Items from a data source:
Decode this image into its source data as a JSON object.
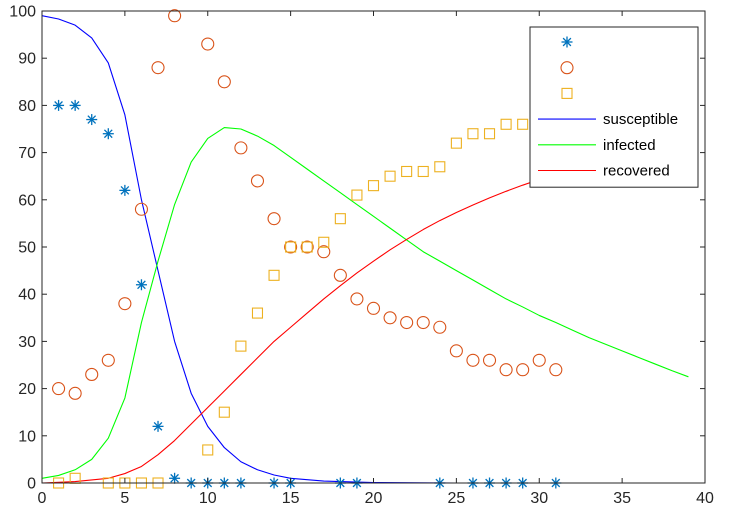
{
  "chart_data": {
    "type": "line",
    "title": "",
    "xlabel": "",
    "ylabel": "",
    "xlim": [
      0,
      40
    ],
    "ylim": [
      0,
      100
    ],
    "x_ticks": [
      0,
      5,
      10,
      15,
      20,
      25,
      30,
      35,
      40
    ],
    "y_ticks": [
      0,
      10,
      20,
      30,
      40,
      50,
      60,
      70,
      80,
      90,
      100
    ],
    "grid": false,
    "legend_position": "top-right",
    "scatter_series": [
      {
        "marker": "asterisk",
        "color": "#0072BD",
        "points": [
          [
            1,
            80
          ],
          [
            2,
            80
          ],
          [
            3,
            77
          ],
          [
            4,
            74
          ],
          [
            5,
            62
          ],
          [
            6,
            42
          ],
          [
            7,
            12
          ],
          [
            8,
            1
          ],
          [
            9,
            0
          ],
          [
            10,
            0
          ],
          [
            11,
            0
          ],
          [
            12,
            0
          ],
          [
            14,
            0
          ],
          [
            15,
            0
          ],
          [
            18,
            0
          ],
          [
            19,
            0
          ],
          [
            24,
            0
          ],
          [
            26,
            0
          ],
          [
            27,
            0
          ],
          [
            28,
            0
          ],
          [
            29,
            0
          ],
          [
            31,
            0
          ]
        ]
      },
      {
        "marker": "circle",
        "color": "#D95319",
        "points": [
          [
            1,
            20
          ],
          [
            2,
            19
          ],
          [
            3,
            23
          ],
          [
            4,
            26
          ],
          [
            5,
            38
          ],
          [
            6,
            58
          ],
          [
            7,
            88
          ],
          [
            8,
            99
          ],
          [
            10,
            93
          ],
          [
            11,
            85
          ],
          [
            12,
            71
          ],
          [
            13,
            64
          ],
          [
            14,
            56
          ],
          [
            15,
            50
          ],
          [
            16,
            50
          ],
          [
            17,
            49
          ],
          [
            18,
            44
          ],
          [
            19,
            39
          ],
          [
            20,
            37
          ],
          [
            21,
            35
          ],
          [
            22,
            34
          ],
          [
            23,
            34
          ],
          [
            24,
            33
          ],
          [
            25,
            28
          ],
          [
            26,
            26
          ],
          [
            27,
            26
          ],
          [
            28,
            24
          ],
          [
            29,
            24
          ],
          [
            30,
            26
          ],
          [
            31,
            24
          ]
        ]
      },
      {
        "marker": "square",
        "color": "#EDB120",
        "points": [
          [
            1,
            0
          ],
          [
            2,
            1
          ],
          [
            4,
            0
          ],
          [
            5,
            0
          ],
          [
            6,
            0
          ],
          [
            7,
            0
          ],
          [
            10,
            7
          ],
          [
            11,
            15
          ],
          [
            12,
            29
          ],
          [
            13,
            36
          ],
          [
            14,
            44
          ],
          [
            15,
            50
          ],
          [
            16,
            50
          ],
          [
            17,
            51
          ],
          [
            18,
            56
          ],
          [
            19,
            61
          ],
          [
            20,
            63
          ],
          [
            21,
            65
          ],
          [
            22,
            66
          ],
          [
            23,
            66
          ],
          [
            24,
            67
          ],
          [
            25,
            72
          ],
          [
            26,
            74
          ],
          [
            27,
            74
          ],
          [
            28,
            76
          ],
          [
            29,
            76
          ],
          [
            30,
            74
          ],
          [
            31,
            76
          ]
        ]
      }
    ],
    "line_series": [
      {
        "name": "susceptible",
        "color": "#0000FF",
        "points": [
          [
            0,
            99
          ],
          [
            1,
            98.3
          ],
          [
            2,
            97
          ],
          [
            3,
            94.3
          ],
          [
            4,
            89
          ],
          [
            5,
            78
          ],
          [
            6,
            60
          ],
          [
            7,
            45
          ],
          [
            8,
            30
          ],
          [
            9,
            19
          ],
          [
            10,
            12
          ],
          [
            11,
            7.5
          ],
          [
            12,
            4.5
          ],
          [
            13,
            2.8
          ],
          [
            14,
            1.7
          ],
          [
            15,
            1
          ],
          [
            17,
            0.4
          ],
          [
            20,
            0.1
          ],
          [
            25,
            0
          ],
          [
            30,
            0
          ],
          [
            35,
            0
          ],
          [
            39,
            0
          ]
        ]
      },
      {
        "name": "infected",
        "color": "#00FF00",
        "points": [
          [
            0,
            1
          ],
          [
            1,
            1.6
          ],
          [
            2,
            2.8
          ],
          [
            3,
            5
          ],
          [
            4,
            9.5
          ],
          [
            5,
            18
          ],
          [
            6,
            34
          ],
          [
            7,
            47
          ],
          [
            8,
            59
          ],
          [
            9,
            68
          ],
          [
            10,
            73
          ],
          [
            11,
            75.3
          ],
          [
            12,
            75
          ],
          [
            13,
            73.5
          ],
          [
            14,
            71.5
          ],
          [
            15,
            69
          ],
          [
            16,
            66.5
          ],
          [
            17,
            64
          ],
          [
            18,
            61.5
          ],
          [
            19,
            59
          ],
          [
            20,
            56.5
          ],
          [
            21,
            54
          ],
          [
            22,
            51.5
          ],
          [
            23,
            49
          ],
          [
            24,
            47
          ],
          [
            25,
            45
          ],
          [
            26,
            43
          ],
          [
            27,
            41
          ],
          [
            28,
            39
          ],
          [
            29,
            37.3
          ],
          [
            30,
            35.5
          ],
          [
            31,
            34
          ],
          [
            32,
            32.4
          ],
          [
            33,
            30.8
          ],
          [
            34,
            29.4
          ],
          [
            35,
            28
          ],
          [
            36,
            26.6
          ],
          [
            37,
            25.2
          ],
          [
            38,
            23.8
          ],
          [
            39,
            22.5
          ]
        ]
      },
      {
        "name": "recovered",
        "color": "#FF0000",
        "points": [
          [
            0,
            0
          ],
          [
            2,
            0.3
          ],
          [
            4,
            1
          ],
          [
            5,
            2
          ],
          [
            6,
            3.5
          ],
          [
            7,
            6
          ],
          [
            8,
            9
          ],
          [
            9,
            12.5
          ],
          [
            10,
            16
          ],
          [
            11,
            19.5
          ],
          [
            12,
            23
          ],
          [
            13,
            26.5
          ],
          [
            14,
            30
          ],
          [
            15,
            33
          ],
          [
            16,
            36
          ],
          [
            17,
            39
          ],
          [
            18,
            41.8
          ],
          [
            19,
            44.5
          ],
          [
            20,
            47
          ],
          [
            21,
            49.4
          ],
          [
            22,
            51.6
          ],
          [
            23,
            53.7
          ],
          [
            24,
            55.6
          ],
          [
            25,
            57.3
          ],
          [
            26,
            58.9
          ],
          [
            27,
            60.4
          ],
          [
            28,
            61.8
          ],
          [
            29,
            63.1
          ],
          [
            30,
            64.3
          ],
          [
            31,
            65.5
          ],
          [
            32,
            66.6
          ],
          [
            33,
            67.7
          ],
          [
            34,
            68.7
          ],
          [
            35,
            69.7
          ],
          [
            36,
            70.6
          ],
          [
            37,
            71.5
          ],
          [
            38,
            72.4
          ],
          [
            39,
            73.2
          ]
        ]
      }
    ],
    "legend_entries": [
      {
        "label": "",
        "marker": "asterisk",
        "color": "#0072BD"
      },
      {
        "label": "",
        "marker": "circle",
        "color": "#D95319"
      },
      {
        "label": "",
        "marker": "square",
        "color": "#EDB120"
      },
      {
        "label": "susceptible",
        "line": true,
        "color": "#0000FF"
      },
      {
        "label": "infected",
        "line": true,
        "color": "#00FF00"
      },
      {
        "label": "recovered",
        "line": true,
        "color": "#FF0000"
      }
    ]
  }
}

What is asked>
Set down every record once more, word for word, without pictures.

Answer in full>
Decode this image into its source data as a JSON object.
{
  "chart_data": {
    "type": "line",
    "title": "",
    "xlabel": "",
    "ylabel": "",
    "xlim": [
      0,
      40
    ],
    "ylim": [
      0,
      100
    ],
    "x_ticks": [
      0,
      5,
      10,
      15,
      20,
      25,
      30,
      35,
      40
    ],
    "y_ticks": [
      0,
      10,
      20,
      30,
      40,
      50,
      60,
      70,
      80,
      90,
      100
    ],
    "grid": false,
    "legend_position": "top-right",
    "scatter_series": [
      {
        "marker": "asterisk",
        "color": "#0072BD",
        "points": [
          [
            1,
            80
          ],
          [
            2,
            80
          ],
          [
            3,
            77
          ],
          [
            4,
            74
          ],
          [
            5,
            62
          ],
          [
            6,
            42
          ],
          [
            7,
            12
          ],
          [
            8,
            1
          ],
          [
            9,
            0
          ],
          [
            10,
            0
          ],
          [
            11,
            0
          ],
          [
            12,
            0
          ],
          [
            14,
            0
          ],
          [
            15,
            0
          ],
          [
            18,
            0
          ],
          [
            19,
            0
          ],
          [
            24,
            0
          ],
          [
            26,
            0
          ],
          [
            27,
            0
          ],
          [
            28,
            0
          ],
          [
            29,
            0
          ],
          [
            31,
            0
          ]
        ]
      },
      {
        "marker": "circle",
        "color": "#D95319",
        "points": [
          [
            1,
            20
          ],
          [
            2,
            19
          ],
          [
            3,
            23
          ],
          [
            4,
            26
          ],
          [
            5,
            38
          ],
          [
            6,
            58
          ],
          [
            7,
            88
          ],
          [
            8,
            99
          ],
          [
            10,
            93
          ],
          [
            11,
            85
          ],
          [
            12,
            71
          ],
          [
            13,
            64
          ],
          [
            14,
            56
          ],
          [
            15,
            50
          ],
          [
            16,
            50
          ],
          [
            17,
            49
          ],
          [
            18,
            44
          ],
          [
            19,
            39
          ],
          [
            20,
            37
          ],
          [
            21,
            35
          ],
          [
            22,
            34
          ],
          [
            23,
            34
          ],
          [
            24,
            33
          ],
          [
            25,
            28
          ],
          [
            26,
            26
          ],
          [
            27,
            26
          ],
          [
            28,
            24
          ],
          [
            29,
            24
          ],
          [
            30,
            26
          ],
          [
            31,
            24
          ]
        ]
      },
      {
        "marker": "square",
        "color": "#EDB120",
        "points": [
          [
            1,
            0
          ],
          [
            2,
            1
          ],
          [
            4,
            0
          ],
          [
            5,
            0
          ],
          [
            6,
            0
          ],
          [
            7,
            0
          ],
          [
            10,
            7
          ],
          [
            11,
            15
          ],
          [
            12,
            29
          ],
          [
            13,
            36
          ],
          [
            14,
            44
          ],
          [
            15,
            50
          ],
          [
            16,
            50
          ],
          [
            17,
            51
          ],
          [
            18,
            56
          ],
          [
            19,
            61
          ],
          [
            20,
            63
          ],
          [
            21,
            65
          ],
          [
            22,
            66
          ],
          [
            23,
            66
          ],
          [
            24,
            67
          ],
          [
            25,
            72
          ],
          [
            26,
            74
          ],
          [
            27,
            74
          ],
          [
            28,
            76
          ],
          [
            29,
            76
          ],
          [
            30,
            74
          ],
          [
            31,
            76
          ]
        ]
      }
    ],
    "line_series": [
      {
        "name": "susceptible",
        "color": "#0000FF",
        "points": [
          [
            0,
            99
          ],
          [
            1,
            98.3
          ],
          [
            2,
            97
          ],
          [
            3,
            94.3
          ],
          [
            4,
            89
          ],
          [
            5,
            78
          ],
          [
            6,
            60
          ],
          [
            7,
            45
          ],
          [
            8,
            30
          ],
          [
            9,
            19
          ],
          [
            10,
            12
          ],
          [
            11,
            7.5
          ],
          [
            12,
            4.5
          ],
          [
            13,
            2.8
          ],
          [
            14,
            1.7
          ],
          [
            15,
            1
          ],
          [
            17,
            0.4
          ],
          [
            20,
            0.1
          ],
          [
            25,
            0
          ],
          [
            30,
            0
          ],
          [
            35,
            0
          ],
          [
            39,
            0
          ]
        ]
      },
      {
        "name": "infected",
        "color": "#00FF00",
        "points": [
          [
            0,
            1
          ],
          [
            1,
            1.6
          ],
          [
            2,
            2.8
          ],
          [
            3,
            5
          ],
          [
            4,
            9.5
          ],
          [
            5,
            18
          ],
          [
            6,
            34
          ],
          [
            7,
            47
          ],
          [
            8,
            59
          ],
          [
            9,
            68
          ],
          [
            10,
            73
          ],
          [
            11,
            75.3
          ],
          [
            12,
            75
          ],
          [
            13,
            73.5
          ],
          [
            14,
            71.5
          ],
          [
            15,
            69
          ],
          [
            16,
            66.5
          ],
          [
            17,
            64
          ],
          [
            18,
            61.5
          ],
          [
            19,
            59
          ],
          [
            20,
            56.5
          ],
          [
            21,
            54
          ],
          [
            22,
            51.5
          ],
          [
            23,
            49
          ],
          [
            24,
            47
          ],
          [
            25,
            45
          ],
          [
            26,
            43
          ],
          [
            27,
            41
          ],
          [
            28,
            39
          ],
          [
            29,
            37.3
          ],
          [
            30,
            35.5
          ],
          [
            31,
            34
          ],
          [
            32,
            32.4
          ],
          [
            33,
            30.8
          ],
          [
            34,
            29.4
          ],
          [
            35,
            28
          ],
          [
            36,
            26.6
          ],
          [
            37,
            25.2
          ],
          [
            38,
            23.8
          ],
          [
            39,
            22.5
          ]
        ]
      },
      {
        "name": "recovered",
        "color": "#FF0000",
        "points": [
          [
            0,
            0
          ],
          [
            2,
            0.3
          ],
          [
            4,
            1
          ],
          [
            5,
            2
          ],
          [
            6,
            3.5
          ],
          [
            7,
            6
          ],
          [
            8,
            9
          ],
          [
            9,
            12.5
          ],
          [
            10,
            16
          ],
          [
            11,
            19.5
          ],
          [
            12,
            23
          ],
          [
            13,
            26.5
          ],
          [
            14,
            30
          ],
          [
            15,
            33
          ],
          [
            16,
            36
          ],
          [
            17,
            39
          ],
          [
            18,
            41.8
          ],
          [
            19,
            44.5
          ],
          [
            20,
            47
          ],
          [
            21,
            49.4
          ],
          [
            22,
            51.6
          ],
          [
            23,
            53.7
          ],
          [
            24,
            55.6
          ],
          [
            25,
            57.3
          ],
          [
            26,
            58.9
          ],
          [
            27,
            60.4
          ],
          [
            28,
            61.8
          ],
          [
            29,
            63.1
          ],
          [
            30,
            64.3
          ],
          [
            31,
            65.5
          ],
          [
            32,
            66.6
          ],
          [
            33,
            67.7
          ],
          [
            34,
            68.7
          ],
          [
            35,
            69.7
          ],
          [
            36,
            70.6
          ],
          [
            37,
            71.5
          ],
          [
            38,
            72.4
          ],
          [
            39,
            73.2
          ]
        ]
      }
    ],
    "legend_entries": [
      {
        "label": "",
        "marker": "asterisk",
        "color": "#0072BD"
      },
      {
        "label": "",
        "marker": "circle",
        "color": "#D95319"
      },
      {
        "label": "",
        "marker": "square",
        "color": "#EDB120"
      },
      {
        "label": "susceptible",
        "line": true,
        "color": "#0000FF"
      },
      {
        "label": "infected",
        "line": true,
        "color": "#00FF00"
      },
      {
        "label": "recovered",
        "line": true,
        "color": "#FF0000"
      }
    ]
  }
}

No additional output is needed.